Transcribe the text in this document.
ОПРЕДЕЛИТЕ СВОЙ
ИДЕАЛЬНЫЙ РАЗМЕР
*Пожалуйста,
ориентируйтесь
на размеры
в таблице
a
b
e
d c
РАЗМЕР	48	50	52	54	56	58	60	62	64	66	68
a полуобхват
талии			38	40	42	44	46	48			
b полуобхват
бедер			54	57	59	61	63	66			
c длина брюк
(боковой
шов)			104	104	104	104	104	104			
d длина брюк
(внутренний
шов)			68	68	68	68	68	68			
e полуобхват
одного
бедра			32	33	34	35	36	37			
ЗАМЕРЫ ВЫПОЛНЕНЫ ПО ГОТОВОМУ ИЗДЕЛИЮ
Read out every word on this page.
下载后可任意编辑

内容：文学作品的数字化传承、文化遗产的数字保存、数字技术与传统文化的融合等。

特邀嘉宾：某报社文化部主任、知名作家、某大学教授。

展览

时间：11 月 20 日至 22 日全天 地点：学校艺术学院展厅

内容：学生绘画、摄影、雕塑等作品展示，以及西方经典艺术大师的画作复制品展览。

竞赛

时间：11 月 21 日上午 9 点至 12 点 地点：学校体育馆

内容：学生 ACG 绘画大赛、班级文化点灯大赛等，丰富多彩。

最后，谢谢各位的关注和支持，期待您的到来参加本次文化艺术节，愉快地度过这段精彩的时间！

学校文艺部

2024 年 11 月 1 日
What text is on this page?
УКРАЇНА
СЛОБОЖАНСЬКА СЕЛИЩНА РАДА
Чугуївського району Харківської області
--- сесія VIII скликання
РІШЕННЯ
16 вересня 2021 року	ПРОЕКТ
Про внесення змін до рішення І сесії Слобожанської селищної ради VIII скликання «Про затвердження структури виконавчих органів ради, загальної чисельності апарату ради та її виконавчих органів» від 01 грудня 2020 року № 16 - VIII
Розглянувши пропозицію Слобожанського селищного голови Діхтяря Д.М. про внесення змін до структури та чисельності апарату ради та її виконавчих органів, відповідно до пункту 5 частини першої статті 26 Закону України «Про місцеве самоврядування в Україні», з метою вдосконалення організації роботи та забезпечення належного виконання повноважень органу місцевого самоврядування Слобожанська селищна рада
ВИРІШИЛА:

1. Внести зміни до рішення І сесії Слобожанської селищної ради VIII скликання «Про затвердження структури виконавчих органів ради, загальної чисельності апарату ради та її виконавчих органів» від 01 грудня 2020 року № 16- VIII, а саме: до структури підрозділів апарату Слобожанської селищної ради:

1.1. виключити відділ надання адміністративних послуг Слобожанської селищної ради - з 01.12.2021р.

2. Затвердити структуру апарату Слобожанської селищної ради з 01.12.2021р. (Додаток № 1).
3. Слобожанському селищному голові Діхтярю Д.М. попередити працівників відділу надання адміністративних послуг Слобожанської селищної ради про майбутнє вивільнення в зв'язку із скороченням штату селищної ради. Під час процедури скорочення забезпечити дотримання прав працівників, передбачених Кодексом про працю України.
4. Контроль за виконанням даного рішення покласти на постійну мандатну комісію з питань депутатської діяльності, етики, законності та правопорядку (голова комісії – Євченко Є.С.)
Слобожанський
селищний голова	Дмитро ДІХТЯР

::::::::::

■ WHAT THE EXERCISE ASKS ■
Go through the listing above and locate each line that holds the word "полуобхват". Copy those lines.

■ RESPONSE TO THE TASK ■
a полуобхват
b полуобхват
e полуобхват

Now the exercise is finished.